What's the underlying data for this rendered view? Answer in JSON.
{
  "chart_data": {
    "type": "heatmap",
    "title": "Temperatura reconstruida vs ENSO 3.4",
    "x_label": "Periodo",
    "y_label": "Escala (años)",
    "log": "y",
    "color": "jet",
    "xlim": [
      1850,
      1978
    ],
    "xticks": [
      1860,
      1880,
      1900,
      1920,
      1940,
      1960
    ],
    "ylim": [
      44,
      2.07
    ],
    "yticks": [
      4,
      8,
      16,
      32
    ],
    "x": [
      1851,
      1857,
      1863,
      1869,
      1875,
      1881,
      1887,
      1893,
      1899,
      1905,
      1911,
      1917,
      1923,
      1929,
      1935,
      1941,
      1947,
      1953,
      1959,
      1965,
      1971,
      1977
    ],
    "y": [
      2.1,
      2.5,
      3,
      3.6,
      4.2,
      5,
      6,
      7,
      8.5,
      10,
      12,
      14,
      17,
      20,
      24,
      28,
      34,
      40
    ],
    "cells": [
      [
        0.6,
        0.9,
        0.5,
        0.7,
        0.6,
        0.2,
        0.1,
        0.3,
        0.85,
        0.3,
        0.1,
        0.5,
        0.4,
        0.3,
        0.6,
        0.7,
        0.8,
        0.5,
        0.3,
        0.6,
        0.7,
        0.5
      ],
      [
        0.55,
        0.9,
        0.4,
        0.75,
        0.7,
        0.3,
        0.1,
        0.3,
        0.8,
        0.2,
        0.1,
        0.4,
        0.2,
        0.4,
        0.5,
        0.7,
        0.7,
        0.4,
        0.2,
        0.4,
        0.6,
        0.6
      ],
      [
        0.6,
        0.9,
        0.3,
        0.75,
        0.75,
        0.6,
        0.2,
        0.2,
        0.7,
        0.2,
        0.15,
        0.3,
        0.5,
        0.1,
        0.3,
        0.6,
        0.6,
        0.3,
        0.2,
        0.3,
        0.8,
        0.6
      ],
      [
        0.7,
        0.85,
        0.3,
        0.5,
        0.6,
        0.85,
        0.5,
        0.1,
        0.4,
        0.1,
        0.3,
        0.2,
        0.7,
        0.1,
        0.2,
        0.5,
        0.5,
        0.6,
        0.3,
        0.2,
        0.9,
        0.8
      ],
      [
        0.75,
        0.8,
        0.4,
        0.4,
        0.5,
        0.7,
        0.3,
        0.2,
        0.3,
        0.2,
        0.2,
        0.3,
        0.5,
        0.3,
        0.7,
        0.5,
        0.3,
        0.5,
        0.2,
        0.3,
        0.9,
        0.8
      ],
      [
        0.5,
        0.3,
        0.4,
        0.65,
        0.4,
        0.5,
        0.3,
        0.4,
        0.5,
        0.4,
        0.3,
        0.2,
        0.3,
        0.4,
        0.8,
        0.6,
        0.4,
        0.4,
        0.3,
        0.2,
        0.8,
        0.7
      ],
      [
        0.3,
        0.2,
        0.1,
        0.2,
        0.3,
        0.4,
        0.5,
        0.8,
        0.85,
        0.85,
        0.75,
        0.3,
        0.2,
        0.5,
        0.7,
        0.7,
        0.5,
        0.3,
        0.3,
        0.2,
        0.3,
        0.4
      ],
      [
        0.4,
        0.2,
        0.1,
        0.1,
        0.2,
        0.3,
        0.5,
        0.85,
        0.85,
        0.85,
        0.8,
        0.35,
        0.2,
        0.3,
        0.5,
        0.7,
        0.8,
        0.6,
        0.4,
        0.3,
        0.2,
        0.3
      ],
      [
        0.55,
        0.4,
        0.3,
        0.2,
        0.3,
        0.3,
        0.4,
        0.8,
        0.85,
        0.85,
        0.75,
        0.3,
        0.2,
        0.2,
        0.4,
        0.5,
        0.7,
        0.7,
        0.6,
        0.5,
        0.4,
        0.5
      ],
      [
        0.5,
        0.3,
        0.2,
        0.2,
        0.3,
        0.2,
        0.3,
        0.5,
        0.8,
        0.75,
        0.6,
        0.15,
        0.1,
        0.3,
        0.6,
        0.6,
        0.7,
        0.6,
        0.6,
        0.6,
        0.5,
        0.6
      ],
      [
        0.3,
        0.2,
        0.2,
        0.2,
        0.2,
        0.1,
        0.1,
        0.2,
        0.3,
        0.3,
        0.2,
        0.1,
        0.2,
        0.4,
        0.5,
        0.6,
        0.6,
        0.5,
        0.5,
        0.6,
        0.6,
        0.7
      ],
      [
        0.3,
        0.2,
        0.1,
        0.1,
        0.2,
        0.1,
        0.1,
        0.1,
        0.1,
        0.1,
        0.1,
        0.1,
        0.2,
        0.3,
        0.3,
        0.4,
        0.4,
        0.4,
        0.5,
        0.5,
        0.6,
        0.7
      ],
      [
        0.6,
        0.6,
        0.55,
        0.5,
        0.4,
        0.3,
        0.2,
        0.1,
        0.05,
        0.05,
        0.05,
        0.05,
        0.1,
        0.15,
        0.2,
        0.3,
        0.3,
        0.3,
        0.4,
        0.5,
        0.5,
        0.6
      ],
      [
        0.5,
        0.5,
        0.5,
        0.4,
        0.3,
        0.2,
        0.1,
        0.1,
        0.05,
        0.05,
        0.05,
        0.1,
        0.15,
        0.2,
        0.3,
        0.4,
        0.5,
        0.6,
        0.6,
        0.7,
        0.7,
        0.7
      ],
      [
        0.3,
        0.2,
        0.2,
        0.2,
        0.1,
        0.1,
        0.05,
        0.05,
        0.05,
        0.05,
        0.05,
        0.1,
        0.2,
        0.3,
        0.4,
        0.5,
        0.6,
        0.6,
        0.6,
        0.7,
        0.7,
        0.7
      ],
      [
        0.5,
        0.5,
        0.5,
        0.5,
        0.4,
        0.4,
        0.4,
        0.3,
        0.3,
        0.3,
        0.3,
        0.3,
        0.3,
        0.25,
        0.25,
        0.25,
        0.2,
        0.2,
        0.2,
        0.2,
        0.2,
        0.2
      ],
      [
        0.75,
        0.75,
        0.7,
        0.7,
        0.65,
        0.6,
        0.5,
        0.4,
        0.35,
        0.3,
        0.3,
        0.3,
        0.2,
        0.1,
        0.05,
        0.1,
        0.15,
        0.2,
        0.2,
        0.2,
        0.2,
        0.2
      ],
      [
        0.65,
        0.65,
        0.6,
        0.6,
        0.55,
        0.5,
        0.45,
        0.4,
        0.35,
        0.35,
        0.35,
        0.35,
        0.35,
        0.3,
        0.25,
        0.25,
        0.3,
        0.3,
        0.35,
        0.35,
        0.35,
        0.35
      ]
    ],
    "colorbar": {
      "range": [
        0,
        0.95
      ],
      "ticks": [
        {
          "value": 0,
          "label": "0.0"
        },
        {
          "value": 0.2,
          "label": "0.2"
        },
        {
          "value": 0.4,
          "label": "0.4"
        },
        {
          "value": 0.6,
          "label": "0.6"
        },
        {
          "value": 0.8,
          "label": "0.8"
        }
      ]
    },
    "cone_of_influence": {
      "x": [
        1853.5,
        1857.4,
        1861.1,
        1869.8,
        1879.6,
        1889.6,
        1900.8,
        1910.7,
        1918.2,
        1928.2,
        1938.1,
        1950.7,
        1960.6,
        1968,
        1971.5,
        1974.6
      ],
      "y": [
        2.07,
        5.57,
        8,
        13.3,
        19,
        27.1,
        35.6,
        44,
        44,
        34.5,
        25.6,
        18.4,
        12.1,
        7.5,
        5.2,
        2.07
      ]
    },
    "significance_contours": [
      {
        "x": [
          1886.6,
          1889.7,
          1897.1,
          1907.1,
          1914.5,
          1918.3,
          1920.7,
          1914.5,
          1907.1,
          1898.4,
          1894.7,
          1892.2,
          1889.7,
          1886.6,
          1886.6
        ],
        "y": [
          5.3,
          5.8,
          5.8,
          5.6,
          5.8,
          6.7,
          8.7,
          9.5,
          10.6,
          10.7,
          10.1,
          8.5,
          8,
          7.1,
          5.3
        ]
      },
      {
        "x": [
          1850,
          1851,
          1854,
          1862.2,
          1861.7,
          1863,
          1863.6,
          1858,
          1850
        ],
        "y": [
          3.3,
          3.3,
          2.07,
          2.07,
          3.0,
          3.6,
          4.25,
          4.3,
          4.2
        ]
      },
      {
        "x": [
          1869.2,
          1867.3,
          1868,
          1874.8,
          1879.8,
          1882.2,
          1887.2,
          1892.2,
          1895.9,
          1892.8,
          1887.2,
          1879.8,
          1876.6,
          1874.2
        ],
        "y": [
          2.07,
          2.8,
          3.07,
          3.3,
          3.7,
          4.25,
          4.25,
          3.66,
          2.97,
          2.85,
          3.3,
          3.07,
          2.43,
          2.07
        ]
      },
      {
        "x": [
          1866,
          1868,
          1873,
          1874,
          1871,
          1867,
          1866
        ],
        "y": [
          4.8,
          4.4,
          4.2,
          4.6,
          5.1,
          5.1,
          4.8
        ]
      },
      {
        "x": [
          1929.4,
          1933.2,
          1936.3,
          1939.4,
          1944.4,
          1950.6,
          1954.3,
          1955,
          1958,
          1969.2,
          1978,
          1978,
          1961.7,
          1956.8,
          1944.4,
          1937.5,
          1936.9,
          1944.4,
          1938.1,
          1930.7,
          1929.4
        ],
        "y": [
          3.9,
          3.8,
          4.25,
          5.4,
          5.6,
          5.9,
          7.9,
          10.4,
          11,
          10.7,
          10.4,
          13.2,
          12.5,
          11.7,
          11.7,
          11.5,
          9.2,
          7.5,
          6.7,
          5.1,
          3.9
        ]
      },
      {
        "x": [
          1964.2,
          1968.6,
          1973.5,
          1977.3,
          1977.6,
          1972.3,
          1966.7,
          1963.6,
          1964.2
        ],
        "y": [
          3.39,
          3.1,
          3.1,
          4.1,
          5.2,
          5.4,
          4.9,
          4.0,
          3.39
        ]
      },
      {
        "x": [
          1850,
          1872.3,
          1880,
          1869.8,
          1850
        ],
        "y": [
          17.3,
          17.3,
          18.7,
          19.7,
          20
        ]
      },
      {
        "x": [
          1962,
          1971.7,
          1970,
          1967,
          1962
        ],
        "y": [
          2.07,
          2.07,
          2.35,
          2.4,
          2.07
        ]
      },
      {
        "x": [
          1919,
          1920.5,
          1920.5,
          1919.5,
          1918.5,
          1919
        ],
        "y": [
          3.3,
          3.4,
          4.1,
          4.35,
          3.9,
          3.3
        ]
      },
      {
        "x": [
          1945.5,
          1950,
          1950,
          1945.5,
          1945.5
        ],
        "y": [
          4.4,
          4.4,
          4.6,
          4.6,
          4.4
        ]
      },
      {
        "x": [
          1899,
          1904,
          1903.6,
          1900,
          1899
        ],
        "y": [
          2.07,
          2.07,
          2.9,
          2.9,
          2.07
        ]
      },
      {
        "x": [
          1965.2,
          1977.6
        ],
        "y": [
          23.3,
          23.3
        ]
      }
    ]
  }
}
———
Search the records for the word "value" and copy every line where it occurs.

Task response =
          "value": 0,
          "value": 0.2,
          "value": 0.4,
          "value": 0.6,
          "value": 0.8,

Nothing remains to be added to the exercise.